Items from a figure collection

:::

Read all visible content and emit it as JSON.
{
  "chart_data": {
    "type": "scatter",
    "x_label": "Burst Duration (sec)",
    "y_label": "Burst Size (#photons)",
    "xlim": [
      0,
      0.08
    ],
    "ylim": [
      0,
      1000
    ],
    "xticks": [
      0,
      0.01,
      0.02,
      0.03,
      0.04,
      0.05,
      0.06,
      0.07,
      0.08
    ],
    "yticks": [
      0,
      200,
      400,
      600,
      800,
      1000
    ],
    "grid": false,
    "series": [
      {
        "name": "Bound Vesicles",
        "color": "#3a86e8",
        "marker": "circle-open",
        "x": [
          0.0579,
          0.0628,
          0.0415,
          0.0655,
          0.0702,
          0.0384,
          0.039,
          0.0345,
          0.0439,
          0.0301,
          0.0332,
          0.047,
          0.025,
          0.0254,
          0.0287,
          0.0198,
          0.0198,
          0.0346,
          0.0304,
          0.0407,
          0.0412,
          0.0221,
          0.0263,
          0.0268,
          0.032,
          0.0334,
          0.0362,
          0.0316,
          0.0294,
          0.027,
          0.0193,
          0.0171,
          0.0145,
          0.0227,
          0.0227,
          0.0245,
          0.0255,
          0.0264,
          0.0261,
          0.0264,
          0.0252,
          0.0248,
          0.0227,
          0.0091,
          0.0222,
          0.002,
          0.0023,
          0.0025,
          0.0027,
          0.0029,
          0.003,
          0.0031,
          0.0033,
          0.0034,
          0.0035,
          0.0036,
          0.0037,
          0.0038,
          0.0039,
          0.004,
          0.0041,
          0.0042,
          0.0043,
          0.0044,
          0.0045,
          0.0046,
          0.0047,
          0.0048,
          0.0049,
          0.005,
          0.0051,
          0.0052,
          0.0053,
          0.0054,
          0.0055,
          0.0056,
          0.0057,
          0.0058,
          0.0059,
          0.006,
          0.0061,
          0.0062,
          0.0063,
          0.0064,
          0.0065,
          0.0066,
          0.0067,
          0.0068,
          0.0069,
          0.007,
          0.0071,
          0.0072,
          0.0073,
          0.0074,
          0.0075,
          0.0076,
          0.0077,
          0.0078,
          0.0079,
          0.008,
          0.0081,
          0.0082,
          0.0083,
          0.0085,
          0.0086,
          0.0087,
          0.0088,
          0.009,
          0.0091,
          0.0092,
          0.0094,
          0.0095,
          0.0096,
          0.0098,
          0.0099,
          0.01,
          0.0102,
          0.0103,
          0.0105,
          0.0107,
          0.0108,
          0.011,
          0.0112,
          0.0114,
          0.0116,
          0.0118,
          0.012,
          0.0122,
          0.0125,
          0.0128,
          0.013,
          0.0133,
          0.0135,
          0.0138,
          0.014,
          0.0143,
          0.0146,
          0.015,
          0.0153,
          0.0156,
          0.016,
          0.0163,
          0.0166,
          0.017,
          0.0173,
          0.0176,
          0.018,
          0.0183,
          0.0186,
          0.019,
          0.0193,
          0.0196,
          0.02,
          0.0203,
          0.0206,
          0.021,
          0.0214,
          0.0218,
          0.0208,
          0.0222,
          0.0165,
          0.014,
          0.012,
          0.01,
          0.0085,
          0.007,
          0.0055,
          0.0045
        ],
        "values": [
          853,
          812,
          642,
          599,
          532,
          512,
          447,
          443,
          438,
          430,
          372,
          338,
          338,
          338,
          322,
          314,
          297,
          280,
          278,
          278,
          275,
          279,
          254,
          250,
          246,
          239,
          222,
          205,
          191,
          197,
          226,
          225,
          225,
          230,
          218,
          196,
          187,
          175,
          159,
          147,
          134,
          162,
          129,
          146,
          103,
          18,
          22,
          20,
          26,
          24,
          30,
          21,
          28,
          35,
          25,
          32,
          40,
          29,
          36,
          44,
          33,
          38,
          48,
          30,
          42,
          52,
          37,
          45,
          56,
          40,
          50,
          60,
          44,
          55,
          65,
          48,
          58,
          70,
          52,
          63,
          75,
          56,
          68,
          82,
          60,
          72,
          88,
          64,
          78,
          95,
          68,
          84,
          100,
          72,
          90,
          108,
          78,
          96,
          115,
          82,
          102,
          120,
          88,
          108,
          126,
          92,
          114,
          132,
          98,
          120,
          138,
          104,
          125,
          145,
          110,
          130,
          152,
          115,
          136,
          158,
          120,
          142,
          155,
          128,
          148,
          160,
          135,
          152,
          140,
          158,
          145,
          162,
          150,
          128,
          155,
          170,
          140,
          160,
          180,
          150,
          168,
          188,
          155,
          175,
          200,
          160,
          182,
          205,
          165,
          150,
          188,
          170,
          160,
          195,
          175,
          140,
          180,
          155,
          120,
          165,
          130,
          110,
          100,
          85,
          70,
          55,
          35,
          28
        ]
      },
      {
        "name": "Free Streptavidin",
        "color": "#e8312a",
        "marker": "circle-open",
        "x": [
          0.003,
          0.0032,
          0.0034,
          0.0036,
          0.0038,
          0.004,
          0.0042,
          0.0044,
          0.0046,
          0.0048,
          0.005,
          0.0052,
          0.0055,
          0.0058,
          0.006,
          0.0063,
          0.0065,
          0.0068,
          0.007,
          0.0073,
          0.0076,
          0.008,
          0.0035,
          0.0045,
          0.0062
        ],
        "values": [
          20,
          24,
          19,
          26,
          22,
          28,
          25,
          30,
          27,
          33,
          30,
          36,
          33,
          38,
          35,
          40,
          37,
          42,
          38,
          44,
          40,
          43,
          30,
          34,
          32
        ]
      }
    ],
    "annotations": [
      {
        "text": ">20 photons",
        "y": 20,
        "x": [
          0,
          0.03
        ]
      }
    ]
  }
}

:::

Everything in the listing above should be restated exactly.

Read all visible content and emit it as JSON.
{
  "chart_data": {
    "type": "scatter",
    "x_label": "Burst Duration (sec)",
    "y_label": "Burst Size (#photons)",
    "xlim": [
      0,
      0.08
    ],
    "ylim": [
      0,
      1000
    ],
    "xticks": [
      0,
      0.01,
      0.02,
      0.03,
      0.04,
      0.05,
      0.06,
      0.07,
      0.08
    ],
    "yticks": [
      0,
      200,
      400,
      600,
      800,
      1000
    ],
    "grid": false,
    "series": [
      {
        "name": "Bound Vesicles",
        "color": "#3a86e8",
        "marker": "circle-open",
        "x": [
          0.0579,
          0.0628,
          0.0415,
          0.0655,
          0.0702,
          0.0384,
          0.039,
          0.0345,
          0.0439,
          0.0301,
          0.0332,
          0.047,
          0.025,
          0.0254,
          0.0287,
          0.0198,
          0.0198,
          0.0346,
          0.0304,
          0.0407,
          0.0412,
          0.0221,
          0.0263,
          0.0268,
          0.032,
          0.0334,
          0.0362,
          0.0316,
          0.0294,
          0.027,
          0.0193,
          0.0171,
          0.0145,
          0.0227,
          0.0227,
          0.0245,
          0.0255,
          0.0264,
          0.0261,
          0.0264,
          0.0252,
          0.0248,
          0.0227,
          0.0091,
          0.0222,
          0.002,
          0.0023,
          0.0025,
          0.0027,
          0.0029,
          0.003,
          0.0031,
          0.0033,
          0.0034,
          0.0035,
          0.0036,
          0.0037,
          0.0038,
          0.0039,
          0.004,
          0.0041,
          0.0042,
          0.0043,
          0.0044,
          0.0045,
          0.0046,
          0.0047,
          0.0048,
          0.0049,
          0.005,
          0.0051,
          0.0052,
          0.0053,
          0.0054,
          0.0055,
          0.0056,
          0.0057,
          0.0058,
          0.0059,
          0.006,
          0.0061,
          0.0062,
          0.0063,
          0.0064,
          0.0065,
          0.0066,
          0.0067,
          0.0068,
          0.0069,
          0.007,
          0.0071,
          0.0072,
          0.0073,
          0.0074,
          0.0075,
          0.0076,
          0.0077,
          0.0078,
          0.0079,
          0.008,
          0.0081,
          0.0082,
          0.0083,
          0.0085,
          0.0086,
          0.0087,
          0.0088,
          0.009,
          0.0091,
          0.0092,
          0.0094,
          0.0095,
          0.0096,
          0.0098,
          0.0099,
          0.01,
          0.0102,
          0.0103,
          0.0105,
          0.0107,
          0.0108,
          0.011,
          0.0112,
          0.0114,
          0.0116,
          0.0118,
          0.012,
          0.0122,
          0.0125,
          0.0128,
          0.013,
          0.0133,
          0.0135,
          0.0138,
          0.014,
          0.0143,
          0.0146,
          0.015,
          0.0153,
          0.0156,
          0.016,
          0.0163,
          0.0166,
          0.017,
          0.0173,
          0.0176,
          0.018,
          0.0183,
          0.0186,
          0.019,
          0.0193,
          0.0196,
          0.02,
          0.0203,
          0.0206,
          0.021,
          0.0214,
          0.0218,
          0.0208,
          0.0222,
          0.0165,
          0.014,
          0.012,
          0.01,
          0.0085,
          0.007,
          0.0055,
          0.0045
        ],
        "values": [
          853,
          812,
          642,
          599,
          532,
          512,
          447,
          443,
          438,
          430,
          372,
          338,
          338,
          338,
          322,
          314,
          297,
          280,
          278,
          278,
          275,
          279,
          254,
          250,
          246,
          239,
          222,
          205,
          191,
          197,
          226,
          225,
          225,
          230,
          218,
          196,
          187,
          175,
          159,
          147,
          134,
          162,
          129,
          146,
          103,
          18,
          22,
          20,
          26,
          24,
          30,
          21,
          28,
          35,
          25,
          32,
          40,
          29,
          36,
          44,
          33,
          38,
          48,
          30,
          42,
          52,
          37,
          45,
          56,
          40,
          50,
          60,
          44,
          55,
          65,
          48,
          58,
          70,
          52,
          63,
          75,
          56,
          68,
          82,
          60,
          72,
          88,
          64,
          78,
          95,
          68,
          84,
          100,
          72,
          90,
          108,
          78,
          96,
          115,
          82,
          102,
          120,
          88,
          108,
          126,
          92,
          114,
          132,
          98,
          120,
          138,
          104,
          125,
          145,
          110,
          130,
          152,
          115,
          136,
          158,
          120,
          142,
          155,
          128,
          148,
          160,
          135,
          152,
          140,
          158,
          145,
          162,
          150,
          128,
          155,
          170,
          140,
          160,
          180,
          150,
          168,
          188,
          155,
          175,
          200,
          160,
          182,
          205,
          165,
          150,
          188,
          170,
          160,
          195,
          175,
          140,
          180,
          155,
          120,
          165,
          130,
          110,
          100,
          85,
          70,
          55,
          35,
          28
        ]
      },
      {
        "name": "Free Streptavidin",
        "color": "#e8312a",
        "marker": "circle-open",
        "x": [
          0.003,
          0.0032,
          0.0034,
          0.0036,
          0.0038,
          0.004,
          0.0042,
          0.0044,
          0.0046,
          0.0048,
          0.005,
          0.0052,
          0.0055,
          0.0058,
          0.006,
          0.0063,
          0.0065,
          0.0068,
          0.007,
          0.0073,
          0.0076,
          0.008,
          0.0035,
          0.0045,
          0.0062
        ],
        "values": [
          20,
          24,
          19,
          26,
          22,
          28,
          25,
          30,
          27,
          33,
          30,
          36,
          33,
          38,
          35,
          40,
          37,
          42,
          38,
          44,
          40,
          43,
          30,
          34,
          32
        ]
      }
    ],
    "annotations": [
      {
        "text": ">20 photons",
        "y": 20,
        "x": [
          0,
          0.03
        ]
      }
    ]
  }
}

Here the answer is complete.